● Your objective: Duplicate the passage of the comment thread from "Glad you like" to "so many years.", word for word.
====== Supplied text ======

  4. Zee,

    Thanks for the comment.

    Glad you like the post! And yes, I am glad you agree in regards to radicals, I agree with you’re points – it is a massive step backwards. I mean, it just creates divisions amongst men and women, and amongst people who have different sexualities – it goes against most of what the feminist movement as a whole has worked so hard to improve and achieve over so many years.

    And yeah, that is another reason for the job statistics he highlights. I mean, you can cite statistics to the cows come home, but the thing is – he doesn’t really back up what he is saying with any real evidence, he just asserts the statistics as hard boil facts. However, as we have just shown, there are many reasons for why this may be the case. It just fits his whole illogical argument, and is something us feminists have to keep on campaigning against!

  5. I realize this is an older post, but thought I’d respond anyways.

    I need to ask, and this is an honest question… When discussing poverty, is the homeless figures taken into account, or are they seen as being bellow poverty? because men comprise the vast majority there, and that factor can not be ignored when discussing poverty. it’s one thing to live in a too small home with little food and amenities, it’s something else entirely to live in a box eating out of dumpsters.

    “However, it isn’t the women’s fault there is no unified male movement against this, and actually, many feminists also campaign against this type of inequality anyway”

    Going to work this quote backwords… can you site an example of feminist campaigning against negative male gender roles (that don’t specifically benefit women)? If you can’t, then can I note that all those many men who thought they were joining feminism for equality were duped, and that can then be an example of a reason feminism can be blamed for men not forming a movement… IE, they thought they were joining one and had they known the truth, they would have started one themselves.

    “as many feminists campaign for gay men as well as lesbian, bisexual and transgender rights”

    But the major feminist organizations that claim such don’t actually follow through. NOW (national Organization for Women US) didn’t speak a word when the U.N. voted to remove sexual orientation from a resolution condemning summary and arbitrary executions (The resolution admonishes member nations to protect the right to life of all people, and calls on states to investigate killings based on discriminatory grounds. except homosexuals), despite regularly fighting for women’s issues with the UN.

    “That is just a fact, some men may not like women and men alike getting together to campaign and highlight this injustice, but then why would they when it threatens the very power structure they wish to uphold?”

    The problem isn’t women gaining equality, it is the tearing down and abusing of men to accomplish that. The attack ads calling male children potential abusers and rapist being posted in gradeschool libraries (this has happened in the US). Sporting events frequented by hundreds of thousands of men being accused of encouraging child sex trafficking, and the patrons of these events making use of those children with drunken abandon. Laws that specifically call men the abusers in relationships, and encourage police to arrest men whenever possible. In addition, tearing down of some antiquated laws while supporting others that were once balanced by the now missing ones and the old social dynamic ( Example: removing no-fault divorce, but keeping alimony, seems it should have been the other way round if equality were the true goal… women don’t need men to support them, and should be held accountable for their own actions when breaking a marriage contract (Contract!!! for emphasis))

    Feminists… those actually influencing the political and industrial world, have largely earned much of their criticism.
====== Data records ======
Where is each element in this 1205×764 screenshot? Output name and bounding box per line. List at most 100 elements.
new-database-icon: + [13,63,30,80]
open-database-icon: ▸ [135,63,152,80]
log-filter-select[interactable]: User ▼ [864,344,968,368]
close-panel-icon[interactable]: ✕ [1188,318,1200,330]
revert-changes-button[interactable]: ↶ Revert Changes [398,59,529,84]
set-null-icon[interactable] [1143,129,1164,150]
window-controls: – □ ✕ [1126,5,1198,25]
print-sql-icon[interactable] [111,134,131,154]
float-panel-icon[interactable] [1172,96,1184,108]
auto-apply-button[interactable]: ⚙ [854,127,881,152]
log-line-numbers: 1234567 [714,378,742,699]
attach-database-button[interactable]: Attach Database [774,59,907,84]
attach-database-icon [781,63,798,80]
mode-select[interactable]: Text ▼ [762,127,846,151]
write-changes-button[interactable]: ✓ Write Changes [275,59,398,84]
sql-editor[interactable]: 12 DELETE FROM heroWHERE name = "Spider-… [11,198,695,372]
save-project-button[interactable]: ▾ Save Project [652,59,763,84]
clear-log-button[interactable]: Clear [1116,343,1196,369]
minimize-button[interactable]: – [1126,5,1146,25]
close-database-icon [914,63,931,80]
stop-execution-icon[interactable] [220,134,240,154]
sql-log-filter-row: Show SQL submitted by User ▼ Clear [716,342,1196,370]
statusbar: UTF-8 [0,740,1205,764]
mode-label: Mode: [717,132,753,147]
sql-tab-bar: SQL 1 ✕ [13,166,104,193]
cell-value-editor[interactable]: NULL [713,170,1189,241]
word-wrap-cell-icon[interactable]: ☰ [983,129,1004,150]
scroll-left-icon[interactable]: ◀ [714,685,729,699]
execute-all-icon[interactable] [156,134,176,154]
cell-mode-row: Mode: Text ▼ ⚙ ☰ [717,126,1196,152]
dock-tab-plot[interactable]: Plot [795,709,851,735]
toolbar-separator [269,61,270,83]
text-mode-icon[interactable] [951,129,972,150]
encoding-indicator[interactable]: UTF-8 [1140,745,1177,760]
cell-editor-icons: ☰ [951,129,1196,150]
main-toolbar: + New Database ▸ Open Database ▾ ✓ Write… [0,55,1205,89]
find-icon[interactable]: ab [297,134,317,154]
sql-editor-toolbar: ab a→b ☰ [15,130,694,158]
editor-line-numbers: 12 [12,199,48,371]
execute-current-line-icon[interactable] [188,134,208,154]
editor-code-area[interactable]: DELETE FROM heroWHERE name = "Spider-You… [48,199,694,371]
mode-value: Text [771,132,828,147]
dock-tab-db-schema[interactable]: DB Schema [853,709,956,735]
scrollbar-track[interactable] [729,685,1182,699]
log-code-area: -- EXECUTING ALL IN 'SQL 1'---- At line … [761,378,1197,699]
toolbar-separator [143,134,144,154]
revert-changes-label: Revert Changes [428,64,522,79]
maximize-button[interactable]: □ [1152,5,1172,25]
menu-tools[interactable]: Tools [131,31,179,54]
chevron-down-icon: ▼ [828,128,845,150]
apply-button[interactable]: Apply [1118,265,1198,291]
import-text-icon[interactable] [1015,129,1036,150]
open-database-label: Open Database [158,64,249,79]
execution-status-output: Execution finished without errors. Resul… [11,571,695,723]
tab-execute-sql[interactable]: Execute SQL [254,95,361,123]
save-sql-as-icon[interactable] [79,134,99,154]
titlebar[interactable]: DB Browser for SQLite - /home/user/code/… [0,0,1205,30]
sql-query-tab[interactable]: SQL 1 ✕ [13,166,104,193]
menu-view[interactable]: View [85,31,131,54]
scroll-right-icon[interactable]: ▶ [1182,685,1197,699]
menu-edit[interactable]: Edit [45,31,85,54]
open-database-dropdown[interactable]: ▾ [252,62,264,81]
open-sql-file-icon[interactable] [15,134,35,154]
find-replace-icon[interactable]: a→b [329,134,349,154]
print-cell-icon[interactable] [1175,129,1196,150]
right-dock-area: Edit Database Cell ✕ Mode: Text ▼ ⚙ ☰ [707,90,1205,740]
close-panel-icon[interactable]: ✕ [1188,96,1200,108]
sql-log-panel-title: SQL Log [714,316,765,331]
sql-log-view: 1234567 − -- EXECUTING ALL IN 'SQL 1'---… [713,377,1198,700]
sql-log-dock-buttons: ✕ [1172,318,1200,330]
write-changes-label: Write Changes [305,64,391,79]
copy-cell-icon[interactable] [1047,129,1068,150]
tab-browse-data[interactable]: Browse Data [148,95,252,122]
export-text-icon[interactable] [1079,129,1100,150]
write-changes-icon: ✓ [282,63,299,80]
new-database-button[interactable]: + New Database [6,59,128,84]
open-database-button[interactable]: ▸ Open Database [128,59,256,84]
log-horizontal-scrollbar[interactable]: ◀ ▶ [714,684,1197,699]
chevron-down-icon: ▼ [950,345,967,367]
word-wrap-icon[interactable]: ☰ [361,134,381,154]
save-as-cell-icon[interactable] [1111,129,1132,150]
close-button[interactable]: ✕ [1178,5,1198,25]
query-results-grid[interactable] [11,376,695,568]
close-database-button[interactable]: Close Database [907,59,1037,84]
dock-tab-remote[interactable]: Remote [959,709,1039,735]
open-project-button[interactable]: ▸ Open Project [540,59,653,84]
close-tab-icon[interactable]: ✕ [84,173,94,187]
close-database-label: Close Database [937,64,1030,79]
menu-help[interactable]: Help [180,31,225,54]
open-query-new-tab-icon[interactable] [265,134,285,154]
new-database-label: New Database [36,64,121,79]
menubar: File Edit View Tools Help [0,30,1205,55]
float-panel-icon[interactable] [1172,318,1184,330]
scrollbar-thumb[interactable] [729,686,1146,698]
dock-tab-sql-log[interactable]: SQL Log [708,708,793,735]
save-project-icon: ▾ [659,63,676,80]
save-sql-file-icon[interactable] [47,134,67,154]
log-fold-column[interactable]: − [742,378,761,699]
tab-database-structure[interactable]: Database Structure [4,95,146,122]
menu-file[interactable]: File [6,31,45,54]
======
● Solution:
Glad you like the post! And yes, I am glad you agree in regards to radicals, I agree with you’re points – it is a massive step backwards. I mean, it just creates divisions amongst men and women, and amongst people who have different sexualities – it goes against most of what the feminist movement as a whole has worked so hard to improve and achieve over so many years.